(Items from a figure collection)
════
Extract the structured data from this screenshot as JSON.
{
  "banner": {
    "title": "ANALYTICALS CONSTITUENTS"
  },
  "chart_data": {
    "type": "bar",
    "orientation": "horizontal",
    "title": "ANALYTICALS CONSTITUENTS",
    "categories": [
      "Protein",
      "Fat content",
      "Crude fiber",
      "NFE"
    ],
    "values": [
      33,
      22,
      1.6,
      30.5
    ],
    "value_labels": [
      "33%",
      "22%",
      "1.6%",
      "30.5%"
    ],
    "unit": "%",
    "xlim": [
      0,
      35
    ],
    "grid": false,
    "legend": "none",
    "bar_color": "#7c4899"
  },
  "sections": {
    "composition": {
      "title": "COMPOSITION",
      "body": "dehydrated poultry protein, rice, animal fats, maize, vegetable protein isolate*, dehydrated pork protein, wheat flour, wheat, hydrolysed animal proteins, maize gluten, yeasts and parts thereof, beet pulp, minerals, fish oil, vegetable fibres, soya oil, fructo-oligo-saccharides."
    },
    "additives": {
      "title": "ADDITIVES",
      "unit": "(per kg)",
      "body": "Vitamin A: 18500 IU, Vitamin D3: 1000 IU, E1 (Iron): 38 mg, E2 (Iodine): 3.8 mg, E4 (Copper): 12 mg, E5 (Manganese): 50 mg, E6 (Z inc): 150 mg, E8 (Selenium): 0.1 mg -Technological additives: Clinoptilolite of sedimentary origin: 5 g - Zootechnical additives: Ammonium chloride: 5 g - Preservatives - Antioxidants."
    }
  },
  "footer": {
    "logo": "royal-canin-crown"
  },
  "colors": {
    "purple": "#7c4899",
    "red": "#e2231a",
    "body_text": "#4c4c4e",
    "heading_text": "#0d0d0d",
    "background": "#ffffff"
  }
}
════
_EXERCISE DIRECTIONS_
None of the records may be skipped; each is to be repeated exactly.

_FINISHED TASK_
Extract the structured data from this screenshot as JSON.
{
  "banner": {
    "title": "ANALYTICALS CONSTITUENTS"
  },
  "chart_data": {
    "type": "bar",
    "orientation": "horizontal",
    "title": "ANALYTICALS CONSTITUENTS",
    "categories": [
      "Protein",
      "Fat content",
      "Crude fiber",
      "NFE"
    ],
    "values": [
      33,
      22,
      1.6,
      30.5
    ],
    "value_labels": [
      "33%",
      "22%",
      "1.6%",
      "30.5%"
    ],
    "unit": "%",
    "xlim": [
      0,
      35
    ],
    "grid": false,
    "legend": "none",
    "bar_color": "#7c4899"
  },
  "sections": {
    "composition": {
      "title": "COMPOSITION",
      "body": "dehydrated poultry protein, rice, animal fats, maize, vegetable protein isolate*, dehydrated pork protein, wheat flour, wheat, hydrolysed animal proteins, maize gluten, yeasts and parts thereof, beet pulp, minerals, fish oil, vegetable fibres, soya oil, fructo-oligo-saccharides."
    },
    "additives": {
      "title": "ADDITIVES",
      "unit": "(per kg)",
      "body": "Vitamin A: 18500 IU, Vitamin D3: 1000 IU, E1 (Iron): 38 mg, E2 (Iodine): 3.8 mg, E4 (Copper): 12 mg, E5 (Manganese): 50 mg, E6 (Z inc): 150 mg, E8 (Selenium): 0.1 mg -Technological additives: Clinoptilolite of sedimentary origin: 5 g - Zootechnical additives: Ammonium chloride: 5 g - Preservatives - Antioxidants."
    }
  },
  "footer": {
    "logo": "royal-canin-crown"
  },
  "colors": {
    "purple": "#7c4899",
    "red": "#e2231a",
    "body_text": "#4c4c4e",
    "heading_text": "#0d0d0d",
    "background": "#ffffff"
  }
}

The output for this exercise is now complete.